Figure dataset records
## begin
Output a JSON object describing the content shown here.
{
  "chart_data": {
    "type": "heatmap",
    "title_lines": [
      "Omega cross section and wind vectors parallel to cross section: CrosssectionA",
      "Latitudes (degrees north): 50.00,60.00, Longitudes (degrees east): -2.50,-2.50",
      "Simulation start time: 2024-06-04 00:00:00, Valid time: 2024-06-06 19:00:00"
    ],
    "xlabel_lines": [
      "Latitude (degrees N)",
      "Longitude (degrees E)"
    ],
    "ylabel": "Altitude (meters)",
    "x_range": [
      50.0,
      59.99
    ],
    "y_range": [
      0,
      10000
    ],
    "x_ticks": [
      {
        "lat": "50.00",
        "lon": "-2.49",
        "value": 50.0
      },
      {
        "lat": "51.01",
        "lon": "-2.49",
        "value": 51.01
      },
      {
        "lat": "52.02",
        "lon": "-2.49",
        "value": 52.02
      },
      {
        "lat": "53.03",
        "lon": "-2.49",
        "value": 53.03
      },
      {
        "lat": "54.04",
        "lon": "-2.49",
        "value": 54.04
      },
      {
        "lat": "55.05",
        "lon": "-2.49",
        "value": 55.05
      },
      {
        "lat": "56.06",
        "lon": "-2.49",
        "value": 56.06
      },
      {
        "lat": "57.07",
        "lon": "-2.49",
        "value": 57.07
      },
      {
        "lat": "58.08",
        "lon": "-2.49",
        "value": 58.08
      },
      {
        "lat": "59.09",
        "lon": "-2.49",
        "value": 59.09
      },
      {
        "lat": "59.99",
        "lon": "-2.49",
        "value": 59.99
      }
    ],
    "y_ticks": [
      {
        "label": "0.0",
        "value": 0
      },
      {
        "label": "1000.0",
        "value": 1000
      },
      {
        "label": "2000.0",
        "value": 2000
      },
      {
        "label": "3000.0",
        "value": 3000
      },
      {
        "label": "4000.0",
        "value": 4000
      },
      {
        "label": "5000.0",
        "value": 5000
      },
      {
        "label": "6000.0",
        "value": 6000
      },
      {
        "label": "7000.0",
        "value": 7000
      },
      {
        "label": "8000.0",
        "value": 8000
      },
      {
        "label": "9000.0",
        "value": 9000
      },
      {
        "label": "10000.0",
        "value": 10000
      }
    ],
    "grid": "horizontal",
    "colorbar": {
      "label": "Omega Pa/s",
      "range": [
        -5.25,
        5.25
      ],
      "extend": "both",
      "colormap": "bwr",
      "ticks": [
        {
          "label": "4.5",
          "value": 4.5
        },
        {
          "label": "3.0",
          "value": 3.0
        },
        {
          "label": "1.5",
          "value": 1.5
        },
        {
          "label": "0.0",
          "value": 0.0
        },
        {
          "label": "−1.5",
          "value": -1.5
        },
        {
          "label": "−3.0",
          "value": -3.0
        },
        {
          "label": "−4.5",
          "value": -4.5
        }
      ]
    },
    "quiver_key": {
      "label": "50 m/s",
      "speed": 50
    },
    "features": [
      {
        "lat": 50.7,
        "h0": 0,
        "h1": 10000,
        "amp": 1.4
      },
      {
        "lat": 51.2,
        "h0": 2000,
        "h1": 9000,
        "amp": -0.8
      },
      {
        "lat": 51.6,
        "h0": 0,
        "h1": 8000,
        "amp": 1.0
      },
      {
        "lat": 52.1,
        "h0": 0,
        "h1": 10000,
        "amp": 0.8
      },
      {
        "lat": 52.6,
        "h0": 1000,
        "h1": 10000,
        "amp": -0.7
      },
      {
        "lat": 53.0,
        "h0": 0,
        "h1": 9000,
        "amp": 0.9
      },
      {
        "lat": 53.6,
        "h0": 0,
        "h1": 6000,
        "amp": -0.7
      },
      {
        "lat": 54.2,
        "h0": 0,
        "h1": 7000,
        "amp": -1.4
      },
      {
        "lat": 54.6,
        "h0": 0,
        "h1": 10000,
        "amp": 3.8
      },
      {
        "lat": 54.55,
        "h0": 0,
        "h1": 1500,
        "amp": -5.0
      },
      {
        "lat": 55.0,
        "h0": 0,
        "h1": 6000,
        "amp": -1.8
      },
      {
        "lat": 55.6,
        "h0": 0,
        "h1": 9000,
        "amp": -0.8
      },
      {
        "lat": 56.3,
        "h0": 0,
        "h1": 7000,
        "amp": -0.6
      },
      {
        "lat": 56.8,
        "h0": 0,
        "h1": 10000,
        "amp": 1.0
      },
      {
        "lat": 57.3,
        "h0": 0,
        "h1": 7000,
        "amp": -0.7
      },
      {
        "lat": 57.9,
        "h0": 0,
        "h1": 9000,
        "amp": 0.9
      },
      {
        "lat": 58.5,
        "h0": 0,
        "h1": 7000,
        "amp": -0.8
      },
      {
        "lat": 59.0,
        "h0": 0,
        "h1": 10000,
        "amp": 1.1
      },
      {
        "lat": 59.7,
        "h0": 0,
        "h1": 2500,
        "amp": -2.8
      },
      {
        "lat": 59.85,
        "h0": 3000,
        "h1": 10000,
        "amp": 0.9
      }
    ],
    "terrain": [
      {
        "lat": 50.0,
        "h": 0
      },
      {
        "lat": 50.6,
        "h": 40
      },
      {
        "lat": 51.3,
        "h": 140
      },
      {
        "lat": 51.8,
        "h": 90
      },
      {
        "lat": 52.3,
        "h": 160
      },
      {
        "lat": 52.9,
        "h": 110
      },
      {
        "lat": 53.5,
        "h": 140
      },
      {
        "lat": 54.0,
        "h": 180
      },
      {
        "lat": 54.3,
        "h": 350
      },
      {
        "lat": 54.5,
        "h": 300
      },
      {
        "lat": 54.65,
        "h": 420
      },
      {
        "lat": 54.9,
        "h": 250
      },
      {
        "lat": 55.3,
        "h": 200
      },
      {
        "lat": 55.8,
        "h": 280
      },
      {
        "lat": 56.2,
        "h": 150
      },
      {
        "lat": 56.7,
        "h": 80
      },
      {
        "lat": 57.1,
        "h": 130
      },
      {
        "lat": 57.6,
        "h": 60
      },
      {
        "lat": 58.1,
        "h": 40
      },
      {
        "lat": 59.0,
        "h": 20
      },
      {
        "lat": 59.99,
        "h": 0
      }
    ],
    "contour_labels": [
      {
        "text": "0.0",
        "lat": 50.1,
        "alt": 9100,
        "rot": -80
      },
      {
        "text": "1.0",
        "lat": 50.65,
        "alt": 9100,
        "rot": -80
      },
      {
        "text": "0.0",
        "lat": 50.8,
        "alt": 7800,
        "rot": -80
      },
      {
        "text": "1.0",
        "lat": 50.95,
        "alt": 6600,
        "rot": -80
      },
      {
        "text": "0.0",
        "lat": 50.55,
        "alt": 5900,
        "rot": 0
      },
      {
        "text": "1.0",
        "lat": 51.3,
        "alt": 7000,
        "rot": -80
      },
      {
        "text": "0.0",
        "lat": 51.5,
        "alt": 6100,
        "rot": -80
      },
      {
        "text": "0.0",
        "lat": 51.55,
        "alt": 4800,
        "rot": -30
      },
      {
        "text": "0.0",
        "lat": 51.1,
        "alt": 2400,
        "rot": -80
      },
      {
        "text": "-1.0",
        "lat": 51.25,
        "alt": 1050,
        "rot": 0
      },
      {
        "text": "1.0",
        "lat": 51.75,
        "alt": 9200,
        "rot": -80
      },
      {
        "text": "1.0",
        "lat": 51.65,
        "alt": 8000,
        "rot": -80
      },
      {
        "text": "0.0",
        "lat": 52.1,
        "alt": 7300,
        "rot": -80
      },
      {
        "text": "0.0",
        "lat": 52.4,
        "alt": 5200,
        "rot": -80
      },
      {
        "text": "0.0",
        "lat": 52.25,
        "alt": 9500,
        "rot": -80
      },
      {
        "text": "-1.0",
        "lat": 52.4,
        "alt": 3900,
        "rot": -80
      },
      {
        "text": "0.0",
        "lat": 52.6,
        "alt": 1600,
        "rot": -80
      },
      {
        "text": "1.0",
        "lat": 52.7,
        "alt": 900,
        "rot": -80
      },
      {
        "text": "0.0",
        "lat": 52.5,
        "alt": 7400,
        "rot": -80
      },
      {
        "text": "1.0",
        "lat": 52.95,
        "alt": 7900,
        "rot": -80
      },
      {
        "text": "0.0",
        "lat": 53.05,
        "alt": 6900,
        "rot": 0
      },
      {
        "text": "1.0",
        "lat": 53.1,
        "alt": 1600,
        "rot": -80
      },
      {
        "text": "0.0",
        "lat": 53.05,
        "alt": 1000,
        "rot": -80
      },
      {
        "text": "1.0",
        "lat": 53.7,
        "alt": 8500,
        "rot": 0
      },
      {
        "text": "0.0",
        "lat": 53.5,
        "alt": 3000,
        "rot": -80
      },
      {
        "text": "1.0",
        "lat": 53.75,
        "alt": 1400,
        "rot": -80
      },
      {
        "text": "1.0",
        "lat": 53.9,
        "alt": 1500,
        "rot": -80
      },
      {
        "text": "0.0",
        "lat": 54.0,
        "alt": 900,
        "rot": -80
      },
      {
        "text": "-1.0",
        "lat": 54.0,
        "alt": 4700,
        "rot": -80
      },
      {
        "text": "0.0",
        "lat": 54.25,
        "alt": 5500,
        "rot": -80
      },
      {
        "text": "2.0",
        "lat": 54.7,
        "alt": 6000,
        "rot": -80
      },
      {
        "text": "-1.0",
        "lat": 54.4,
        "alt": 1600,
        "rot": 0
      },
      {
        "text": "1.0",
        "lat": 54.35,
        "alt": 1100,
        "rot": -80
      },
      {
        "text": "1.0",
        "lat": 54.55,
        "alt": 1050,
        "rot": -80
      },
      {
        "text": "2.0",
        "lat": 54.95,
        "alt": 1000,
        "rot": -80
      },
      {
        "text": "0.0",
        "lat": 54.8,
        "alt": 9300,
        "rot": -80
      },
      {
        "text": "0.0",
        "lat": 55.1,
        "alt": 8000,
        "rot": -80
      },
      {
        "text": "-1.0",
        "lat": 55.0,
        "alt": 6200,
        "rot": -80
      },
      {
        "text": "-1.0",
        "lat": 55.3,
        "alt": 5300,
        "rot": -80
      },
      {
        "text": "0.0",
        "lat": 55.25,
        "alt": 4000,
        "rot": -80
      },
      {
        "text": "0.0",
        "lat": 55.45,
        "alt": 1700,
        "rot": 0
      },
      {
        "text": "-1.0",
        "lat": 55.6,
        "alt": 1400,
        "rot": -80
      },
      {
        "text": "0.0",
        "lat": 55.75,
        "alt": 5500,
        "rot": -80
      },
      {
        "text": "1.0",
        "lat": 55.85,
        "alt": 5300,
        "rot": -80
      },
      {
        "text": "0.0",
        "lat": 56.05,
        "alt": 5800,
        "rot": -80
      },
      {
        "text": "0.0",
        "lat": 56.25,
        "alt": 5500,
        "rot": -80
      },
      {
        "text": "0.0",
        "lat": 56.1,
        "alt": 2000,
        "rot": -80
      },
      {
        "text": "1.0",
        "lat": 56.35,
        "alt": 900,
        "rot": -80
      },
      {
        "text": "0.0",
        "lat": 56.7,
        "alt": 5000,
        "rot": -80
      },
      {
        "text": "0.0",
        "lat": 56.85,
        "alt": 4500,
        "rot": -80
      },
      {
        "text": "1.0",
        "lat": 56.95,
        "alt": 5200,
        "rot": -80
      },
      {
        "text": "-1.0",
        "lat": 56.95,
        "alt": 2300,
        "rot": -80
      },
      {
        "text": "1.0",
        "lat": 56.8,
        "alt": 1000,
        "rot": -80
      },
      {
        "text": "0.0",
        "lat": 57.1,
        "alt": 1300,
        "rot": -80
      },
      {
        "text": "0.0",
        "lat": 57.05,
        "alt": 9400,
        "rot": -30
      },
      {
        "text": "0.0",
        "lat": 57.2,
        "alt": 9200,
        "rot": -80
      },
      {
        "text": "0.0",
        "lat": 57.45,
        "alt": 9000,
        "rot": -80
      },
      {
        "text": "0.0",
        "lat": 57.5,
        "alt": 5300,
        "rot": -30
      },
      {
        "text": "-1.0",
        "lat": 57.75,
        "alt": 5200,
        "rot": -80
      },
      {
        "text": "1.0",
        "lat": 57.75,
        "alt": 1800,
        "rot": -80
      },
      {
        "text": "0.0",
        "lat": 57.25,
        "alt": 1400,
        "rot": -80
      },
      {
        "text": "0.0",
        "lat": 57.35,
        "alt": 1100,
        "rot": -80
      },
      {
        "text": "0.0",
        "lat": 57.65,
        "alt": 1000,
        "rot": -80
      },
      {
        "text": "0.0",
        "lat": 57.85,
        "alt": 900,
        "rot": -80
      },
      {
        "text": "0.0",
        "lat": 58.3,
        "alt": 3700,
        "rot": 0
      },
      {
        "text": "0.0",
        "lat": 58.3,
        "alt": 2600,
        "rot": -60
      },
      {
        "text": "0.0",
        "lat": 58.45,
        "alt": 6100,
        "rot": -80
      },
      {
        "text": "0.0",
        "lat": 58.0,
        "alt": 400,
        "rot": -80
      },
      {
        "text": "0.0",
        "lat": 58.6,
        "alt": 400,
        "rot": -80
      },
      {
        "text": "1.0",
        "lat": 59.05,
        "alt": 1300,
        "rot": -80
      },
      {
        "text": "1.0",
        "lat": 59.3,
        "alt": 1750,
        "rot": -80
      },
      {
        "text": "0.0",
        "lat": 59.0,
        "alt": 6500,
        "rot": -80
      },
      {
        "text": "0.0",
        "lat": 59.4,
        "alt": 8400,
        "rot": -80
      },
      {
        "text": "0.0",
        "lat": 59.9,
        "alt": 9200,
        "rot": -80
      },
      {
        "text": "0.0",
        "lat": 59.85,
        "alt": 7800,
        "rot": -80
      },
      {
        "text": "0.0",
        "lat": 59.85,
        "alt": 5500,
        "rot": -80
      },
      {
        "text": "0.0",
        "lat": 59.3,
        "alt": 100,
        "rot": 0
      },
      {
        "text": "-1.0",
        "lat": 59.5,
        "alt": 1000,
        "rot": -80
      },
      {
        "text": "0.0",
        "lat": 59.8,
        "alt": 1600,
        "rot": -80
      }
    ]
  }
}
## end
### What you will do
Copy out every line in the entries above that holds "Omega".

### Result
      "Omega cross section and wind vectors parallel to cross section: CrosssectionA",
      "label": "Omega Pa/s",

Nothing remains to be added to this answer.